EXERCISE DIRECTIONS: Scan each line of the records for the word "handle" and extract the ones that have it.

Dataset items
______________________________

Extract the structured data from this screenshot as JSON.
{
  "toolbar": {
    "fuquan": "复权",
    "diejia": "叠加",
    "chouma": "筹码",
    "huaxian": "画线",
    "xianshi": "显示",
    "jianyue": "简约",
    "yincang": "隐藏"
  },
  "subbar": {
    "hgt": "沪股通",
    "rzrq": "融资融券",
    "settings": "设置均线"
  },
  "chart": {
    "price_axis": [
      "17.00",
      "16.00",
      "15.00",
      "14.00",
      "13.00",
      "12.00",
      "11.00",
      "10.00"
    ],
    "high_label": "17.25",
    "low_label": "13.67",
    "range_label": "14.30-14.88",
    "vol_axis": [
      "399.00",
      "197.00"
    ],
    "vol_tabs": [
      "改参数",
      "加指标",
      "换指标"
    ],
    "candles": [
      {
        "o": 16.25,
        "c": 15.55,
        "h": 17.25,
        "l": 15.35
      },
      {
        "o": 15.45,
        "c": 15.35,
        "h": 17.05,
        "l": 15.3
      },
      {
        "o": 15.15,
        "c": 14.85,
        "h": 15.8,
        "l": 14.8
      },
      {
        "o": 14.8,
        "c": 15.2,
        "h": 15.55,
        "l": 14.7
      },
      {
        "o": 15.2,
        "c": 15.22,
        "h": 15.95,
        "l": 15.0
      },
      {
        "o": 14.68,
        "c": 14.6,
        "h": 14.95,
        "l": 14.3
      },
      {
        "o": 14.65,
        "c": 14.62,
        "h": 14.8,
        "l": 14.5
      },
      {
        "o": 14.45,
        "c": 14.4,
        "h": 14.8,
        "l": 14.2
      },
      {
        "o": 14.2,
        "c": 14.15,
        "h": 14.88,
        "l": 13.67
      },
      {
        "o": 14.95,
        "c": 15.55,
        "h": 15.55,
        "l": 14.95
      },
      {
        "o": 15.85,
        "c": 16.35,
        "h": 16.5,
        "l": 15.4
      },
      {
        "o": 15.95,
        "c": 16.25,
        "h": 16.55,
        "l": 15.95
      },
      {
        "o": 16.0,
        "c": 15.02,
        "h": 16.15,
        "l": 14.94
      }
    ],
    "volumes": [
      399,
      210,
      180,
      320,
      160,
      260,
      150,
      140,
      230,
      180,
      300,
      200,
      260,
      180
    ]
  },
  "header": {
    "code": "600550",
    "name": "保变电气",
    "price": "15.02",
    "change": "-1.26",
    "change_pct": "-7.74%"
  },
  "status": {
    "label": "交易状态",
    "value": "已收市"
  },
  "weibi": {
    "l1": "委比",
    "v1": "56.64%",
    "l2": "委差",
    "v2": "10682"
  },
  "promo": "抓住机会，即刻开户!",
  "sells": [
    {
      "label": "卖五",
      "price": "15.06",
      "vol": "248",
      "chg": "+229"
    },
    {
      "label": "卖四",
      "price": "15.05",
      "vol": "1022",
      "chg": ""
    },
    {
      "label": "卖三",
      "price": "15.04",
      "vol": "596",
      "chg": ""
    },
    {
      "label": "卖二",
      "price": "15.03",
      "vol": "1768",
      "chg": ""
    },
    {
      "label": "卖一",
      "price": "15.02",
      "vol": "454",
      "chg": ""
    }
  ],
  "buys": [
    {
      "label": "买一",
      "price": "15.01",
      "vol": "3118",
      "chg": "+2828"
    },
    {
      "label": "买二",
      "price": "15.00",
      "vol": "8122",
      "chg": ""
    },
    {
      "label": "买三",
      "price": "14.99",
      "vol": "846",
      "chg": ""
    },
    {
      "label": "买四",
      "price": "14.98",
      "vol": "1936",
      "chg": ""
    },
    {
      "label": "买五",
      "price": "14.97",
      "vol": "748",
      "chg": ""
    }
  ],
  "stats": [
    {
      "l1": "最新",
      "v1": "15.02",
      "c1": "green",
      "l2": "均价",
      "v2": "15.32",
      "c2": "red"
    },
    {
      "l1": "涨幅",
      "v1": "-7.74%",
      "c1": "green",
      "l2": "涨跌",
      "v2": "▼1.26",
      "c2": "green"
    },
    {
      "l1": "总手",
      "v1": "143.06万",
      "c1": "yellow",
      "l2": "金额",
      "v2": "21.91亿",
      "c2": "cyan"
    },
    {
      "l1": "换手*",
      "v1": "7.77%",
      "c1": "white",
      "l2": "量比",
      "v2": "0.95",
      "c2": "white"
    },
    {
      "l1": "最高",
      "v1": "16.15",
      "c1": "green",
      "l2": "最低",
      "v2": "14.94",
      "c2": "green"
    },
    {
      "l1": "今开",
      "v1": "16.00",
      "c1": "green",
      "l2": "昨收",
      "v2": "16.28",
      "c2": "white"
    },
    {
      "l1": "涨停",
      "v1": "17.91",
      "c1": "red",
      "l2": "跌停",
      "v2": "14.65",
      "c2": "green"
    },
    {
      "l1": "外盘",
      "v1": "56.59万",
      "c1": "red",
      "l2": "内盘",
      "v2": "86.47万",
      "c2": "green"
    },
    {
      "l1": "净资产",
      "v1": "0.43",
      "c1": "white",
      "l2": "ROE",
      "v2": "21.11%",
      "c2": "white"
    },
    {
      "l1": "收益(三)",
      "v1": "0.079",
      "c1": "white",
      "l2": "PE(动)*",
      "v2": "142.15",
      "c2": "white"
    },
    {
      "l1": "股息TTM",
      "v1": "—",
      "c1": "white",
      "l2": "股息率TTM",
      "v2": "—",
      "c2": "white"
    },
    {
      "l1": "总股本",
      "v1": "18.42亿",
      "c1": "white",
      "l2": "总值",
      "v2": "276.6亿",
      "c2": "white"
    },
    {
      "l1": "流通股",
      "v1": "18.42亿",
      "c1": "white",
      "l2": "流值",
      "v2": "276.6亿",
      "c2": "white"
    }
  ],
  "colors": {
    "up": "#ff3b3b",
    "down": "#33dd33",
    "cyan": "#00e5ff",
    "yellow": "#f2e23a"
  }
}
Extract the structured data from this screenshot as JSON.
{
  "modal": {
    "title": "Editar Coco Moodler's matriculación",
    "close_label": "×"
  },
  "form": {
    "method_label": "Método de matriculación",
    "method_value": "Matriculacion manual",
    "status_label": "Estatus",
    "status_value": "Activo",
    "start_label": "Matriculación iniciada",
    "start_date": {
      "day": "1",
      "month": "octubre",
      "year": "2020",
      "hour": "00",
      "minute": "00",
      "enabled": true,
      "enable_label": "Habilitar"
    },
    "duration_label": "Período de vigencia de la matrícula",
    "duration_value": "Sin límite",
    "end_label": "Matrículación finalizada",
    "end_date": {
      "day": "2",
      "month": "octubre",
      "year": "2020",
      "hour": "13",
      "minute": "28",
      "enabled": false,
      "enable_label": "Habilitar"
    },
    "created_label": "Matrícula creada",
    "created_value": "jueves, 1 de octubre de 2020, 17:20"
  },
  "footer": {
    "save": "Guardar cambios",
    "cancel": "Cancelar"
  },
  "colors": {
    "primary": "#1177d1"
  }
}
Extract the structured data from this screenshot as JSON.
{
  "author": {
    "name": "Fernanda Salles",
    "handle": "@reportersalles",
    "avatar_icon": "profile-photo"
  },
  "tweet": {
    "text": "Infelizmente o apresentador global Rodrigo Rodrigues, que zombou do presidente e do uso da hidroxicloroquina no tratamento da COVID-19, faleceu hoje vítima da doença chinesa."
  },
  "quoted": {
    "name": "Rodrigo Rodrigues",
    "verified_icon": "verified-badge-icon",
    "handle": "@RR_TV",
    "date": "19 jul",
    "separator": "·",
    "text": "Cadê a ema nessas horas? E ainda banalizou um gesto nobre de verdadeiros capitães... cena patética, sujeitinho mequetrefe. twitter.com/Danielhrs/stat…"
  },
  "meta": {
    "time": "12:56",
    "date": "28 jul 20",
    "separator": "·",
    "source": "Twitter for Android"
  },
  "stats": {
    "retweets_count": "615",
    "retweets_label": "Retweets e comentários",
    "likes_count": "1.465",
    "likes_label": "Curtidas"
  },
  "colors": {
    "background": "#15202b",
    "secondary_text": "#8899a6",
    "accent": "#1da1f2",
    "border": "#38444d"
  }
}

______________________________

REPLY:
    "handle": "@reportersalles",
    "handle": "@RR_TV",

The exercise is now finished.